Saved data entries
※
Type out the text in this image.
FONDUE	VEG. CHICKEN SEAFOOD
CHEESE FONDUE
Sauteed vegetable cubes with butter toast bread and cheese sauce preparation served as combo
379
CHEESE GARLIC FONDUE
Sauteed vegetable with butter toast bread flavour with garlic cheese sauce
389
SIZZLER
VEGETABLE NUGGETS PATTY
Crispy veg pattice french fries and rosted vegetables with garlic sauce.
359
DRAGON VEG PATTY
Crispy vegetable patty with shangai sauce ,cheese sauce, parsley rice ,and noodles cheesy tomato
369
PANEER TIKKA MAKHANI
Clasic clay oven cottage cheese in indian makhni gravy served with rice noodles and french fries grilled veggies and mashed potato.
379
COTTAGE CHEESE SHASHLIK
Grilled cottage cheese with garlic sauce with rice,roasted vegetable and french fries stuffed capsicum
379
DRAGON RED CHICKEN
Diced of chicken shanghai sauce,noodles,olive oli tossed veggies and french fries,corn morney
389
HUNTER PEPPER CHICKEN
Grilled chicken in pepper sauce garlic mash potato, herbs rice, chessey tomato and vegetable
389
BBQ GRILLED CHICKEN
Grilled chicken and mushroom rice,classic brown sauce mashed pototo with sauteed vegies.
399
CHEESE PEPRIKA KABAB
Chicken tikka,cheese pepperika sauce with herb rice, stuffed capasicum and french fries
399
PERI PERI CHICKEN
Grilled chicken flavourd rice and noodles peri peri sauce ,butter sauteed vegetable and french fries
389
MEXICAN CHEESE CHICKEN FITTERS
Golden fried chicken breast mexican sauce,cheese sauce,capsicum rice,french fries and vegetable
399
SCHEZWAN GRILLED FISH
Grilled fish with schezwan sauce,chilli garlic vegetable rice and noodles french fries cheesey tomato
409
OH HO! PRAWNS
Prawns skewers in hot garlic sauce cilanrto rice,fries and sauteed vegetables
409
※
▶ SET TASK:
Repeat the material above in full, exactly as it stands.

▶ WRITTEN ANSWER:
Type out the text in this image.
FONDUE	VEG. CHICKEN SEAFOOD
CHEESE FONDUE
Sauteed vegetable cubes with butter toast bread and cheese sauce preparation served as combo
379
CHEESE GARLIC FONDUE
Sauteed vegetable with butter toast bread flavour with garlic cheese sauce
389
SIZZLER
VEGETABLE NUGGETS PATTY
Crispy veg pattice french fries and rosted vegetables with garlic sauce.
359
DRAGON VEG PATTY
Crispy vegetable patty with shangai sauce ,cheese sauce, parsley rice ,and noodles cheesy tomato
369
PANEER TIKKA MAKHANI
Clasic clay oven cottage cheese in indian makhni gravy served with rice noodles and french fries grilled veggies and mashed potato.
379
COTTAGE CHEESE SHASHLIK
Grilled cottage cheese with garlic sauce with rice,roasted vegetable and french fries stuffed capsicum
379
DRAGON RED CHICKEN
Diced of chicken shanghai sauce,noodles,olive oli tossed veggies and french fries,corn morney
389
HUNTER PEPPER CHICKEN
Grilled chicken in pepper sauce garlic mash potato, herbs rice, chessey tomato and vegetable
389
BBQ GRILLED CHICKEN
Grilled chicken and mushroom rice,classic brown sauce mashed pototo with sauteed vegies.
399
CHEESE PEPRIKA KABAB
Chicken tikka,cheese pepperika sauce with herb rice, stuffed capasicum and french fries
399
PERI PERI CHICKEN
Grilled chicken flavourd rice and noodles peri peri sauce ,butter sauteed vegetable and french fries
389
MEXICAN CHEESE CHICKEN FITTERS
Golden fried chicken breast mexican sauce,cheese sauce,capsicum rice,french fries and vegetable
399
SCHEZWAN GRILLED FISH
Grilled fish with schezwan sauce,chilli garlic vegetable rice and noodles french fries cheesey tomato
409
OH HO! PRAWNS
Prawns skewers in hot garlic sauce cilanrto rice,fries and sauteed vegetables
409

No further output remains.